Stored dataset items
Content starts

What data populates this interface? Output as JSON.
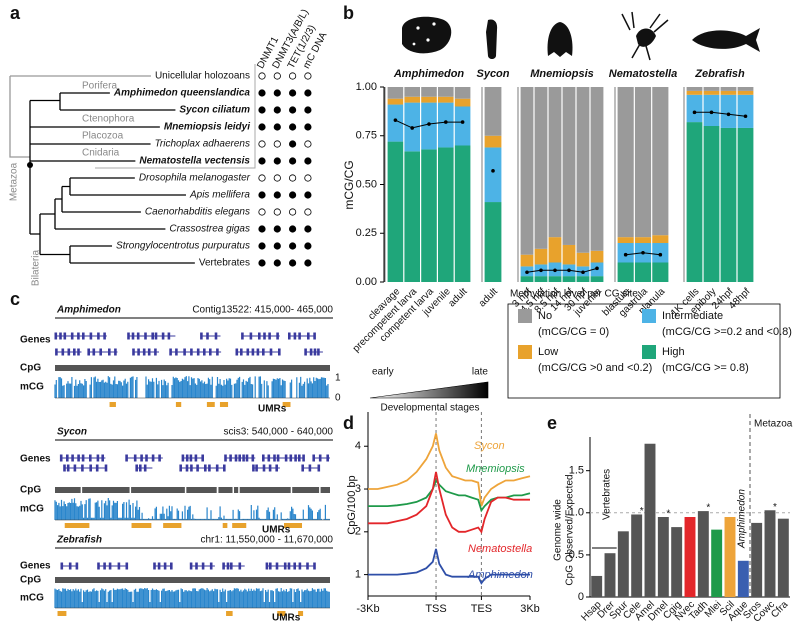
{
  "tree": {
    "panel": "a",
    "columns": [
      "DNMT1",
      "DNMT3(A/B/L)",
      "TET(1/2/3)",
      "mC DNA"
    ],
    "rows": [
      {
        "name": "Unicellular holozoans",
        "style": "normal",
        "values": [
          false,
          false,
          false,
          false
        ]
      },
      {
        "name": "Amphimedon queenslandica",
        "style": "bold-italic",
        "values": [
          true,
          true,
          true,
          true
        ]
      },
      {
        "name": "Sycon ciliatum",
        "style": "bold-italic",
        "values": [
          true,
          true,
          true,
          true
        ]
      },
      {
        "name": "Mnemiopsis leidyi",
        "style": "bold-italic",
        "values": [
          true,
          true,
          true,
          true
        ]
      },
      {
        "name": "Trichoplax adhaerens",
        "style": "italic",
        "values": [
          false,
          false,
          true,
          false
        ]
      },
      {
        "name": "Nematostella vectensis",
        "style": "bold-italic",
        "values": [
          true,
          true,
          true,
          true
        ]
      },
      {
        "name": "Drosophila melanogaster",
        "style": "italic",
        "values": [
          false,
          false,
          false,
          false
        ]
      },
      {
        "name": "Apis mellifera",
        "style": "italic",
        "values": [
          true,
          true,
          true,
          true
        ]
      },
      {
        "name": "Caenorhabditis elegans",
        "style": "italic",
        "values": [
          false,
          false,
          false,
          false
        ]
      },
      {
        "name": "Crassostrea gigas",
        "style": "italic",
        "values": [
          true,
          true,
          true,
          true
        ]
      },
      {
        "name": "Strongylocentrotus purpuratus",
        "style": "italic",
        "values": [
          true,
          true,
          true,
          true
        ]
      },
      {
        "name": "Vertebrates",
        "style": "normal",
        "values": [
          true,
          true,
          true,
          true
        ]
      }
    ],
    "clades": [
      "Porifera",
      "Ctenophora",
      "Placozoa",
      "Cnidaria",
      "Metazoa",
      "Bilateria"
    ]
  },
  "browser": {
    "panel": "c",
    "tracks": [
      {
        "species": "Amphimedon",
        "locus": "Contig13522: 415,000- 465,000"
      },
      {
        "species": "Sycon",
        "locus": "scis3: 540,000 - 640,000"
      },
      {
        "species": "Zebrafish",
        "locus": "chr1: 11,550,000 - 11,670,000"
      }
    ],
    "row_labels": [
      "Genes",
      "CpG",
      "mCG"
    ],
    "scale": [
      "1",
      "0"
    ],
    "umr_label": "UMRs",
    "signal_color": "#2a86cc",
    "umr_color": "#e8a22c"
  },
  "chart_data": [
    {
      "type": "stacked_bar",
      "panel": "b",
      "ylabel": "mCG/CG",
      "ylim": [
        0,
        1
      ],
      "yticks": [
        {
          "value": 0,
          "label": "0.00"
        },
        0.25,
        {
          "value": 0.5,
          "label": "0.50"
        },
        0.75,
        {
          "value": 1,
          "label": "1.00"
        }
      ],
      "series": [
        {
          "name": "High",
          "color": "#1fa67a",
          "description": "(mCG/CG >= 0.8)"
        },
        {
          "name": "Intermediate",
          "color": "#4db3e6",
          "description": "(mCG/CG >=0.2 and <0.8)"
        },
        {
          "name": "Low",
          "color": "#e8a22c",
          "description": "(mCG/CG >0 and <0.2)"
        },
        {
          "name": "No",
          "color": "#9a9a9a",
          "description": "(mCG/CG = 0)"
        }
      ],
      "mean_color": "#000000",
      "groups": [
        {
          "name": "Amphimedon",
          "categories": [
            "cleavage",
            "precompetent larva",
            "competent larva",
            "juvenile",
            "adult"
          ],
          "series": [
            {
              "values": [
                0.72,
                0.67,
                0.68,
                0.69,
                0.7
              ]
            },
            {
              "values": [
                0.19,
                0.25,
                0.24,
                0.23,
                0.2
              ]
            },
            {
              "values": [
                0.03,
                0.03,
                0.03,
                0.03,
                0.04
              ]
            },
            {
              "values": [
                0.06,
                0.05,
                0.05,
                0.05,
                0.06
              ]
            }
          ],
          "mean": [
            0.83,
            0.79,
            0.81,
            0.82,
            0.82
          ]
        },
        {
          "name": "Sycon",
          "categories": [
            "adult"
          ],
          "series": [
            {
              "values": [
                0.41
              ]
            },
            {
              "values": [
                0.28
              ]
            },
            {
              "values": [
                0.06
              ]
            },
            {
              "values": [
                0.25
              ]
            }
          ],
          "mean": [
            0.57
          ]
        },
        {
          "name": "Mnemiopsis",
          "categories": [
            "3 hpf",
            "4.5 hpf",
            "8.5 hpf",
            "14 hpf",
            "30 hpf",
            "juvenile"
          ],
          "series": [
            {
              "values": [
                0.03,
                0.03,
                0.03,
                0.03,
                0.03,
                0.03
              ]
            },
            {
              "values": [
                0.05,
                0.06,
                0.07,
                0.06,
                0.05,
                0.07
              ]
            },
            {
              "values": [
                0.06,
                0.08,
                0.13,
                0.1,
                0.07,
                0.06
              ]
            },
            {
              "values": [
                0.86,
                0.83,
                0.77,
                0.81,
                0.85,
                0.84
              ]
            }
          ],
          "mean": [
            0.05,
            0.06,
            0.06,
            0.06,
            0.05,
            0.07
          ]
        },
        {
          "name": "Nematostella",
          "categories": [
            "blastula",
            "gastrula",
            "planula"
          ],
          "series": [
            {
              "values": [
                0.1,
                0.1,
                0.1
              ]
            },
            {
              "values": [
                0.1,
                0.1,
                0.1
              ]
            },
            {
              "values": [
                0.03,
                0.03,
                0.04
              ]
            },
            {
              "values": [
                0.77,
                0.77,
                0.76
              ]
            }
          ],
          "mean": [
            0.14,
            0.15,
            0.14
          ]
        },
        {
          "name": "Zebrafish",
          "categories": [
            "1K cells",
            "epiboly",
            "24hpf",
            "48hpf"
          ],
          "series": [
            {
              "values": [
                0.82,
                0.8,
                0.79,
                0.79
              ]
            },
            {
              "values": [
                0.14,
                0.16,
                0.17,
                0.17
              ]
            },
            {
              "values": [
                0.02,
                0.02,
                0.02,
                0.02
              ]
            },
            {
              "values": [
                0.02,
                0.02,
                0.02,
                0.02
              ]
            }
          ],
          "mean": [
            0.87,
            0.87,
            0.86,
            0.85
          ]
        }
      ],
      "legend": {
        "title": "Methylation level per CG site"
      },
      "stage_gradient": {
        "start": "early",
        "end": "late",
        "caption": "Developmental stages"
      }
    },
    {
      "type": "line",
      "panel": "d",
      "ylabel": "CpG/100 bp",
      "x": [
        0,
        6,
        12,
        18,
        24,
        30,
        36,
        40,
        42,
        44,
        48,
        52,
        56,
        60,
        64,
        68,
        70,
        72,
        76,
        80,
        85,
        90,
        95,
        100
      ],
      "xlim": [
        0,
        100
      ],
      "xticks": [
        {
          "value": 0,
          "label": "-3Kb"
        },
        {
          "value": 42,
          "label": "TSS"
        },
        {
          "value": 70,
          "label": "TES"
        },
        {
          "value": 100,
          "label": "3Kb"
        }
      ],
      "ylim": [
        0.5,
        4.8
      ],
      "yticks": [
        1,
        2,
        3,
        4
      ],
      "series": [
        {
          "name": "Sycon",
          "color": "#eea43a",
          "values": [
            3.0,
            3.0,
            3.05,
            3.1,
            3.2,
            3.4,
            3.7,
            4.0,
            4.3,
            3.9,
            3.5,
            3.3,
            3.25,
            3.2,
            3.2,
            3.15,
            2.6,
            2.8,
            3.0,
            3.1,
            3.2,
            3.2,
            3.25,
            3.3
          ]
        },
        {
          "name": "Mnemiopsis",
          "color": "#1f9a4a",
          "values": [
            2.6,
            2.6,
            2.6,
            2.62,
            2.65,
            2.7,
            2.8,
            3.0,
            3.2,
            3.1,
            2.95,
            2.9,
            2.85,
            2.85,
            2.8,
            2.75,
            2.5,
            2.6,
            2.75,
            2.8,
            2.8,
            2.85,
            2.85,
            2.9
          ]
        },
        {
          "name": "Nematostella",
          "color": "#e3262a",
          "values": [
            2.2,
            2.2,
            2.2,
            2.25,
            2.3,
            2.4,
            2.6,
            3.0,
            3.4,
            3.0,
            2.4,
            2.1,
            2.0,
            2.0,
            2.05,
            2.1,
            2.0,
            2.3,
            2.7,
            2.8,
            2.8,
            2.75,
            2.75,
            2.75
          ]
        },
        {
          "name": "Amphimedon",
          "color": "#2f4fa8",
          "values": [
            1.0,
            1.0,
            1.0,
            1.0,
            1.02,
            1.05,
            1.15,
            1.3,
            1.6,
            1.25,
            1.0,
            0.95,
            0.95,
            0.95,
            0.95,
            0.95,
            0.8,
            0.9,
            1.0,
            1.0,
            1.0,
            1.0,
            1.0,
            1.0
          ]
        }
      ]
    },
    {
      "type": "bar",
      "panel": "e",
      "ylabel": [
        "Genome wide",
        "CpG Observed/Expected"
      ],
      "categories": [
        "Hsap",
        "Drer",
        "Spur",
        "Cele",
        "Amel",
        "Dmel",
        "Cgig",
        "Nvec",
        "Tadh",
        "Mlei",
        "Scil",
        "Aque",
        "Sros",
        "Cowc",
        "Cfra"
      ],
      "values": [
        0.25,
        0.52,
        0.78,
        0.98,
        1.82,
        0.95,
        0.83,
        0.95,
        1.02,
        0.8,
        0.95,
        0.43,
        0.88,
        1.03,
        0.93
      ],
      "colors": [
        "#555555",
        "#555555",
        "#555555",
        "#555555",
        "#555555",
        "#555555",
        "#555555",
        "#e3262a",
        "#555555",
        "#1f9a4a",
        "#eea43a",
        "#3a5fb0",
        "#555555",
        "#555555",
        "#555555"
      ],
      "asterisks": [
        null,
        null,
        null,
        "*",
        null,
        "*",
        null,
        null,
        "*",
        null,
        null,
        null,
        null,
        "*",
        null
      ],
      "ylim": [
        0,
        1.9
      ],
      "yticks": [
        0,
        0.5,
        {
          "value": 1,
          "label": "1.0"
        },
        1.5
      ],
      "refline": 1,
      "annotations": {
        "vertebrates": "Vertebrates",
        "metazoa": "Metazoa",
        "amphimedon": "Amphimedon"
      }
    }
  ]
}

Content ends

DIRECTIONS FOR THIS TASK - Collect every line from the records above that contains the word "species".

RESPONSE -
        "species": "Amphimedon",
        "species": "Sycon",
        "species": "Zebrafish",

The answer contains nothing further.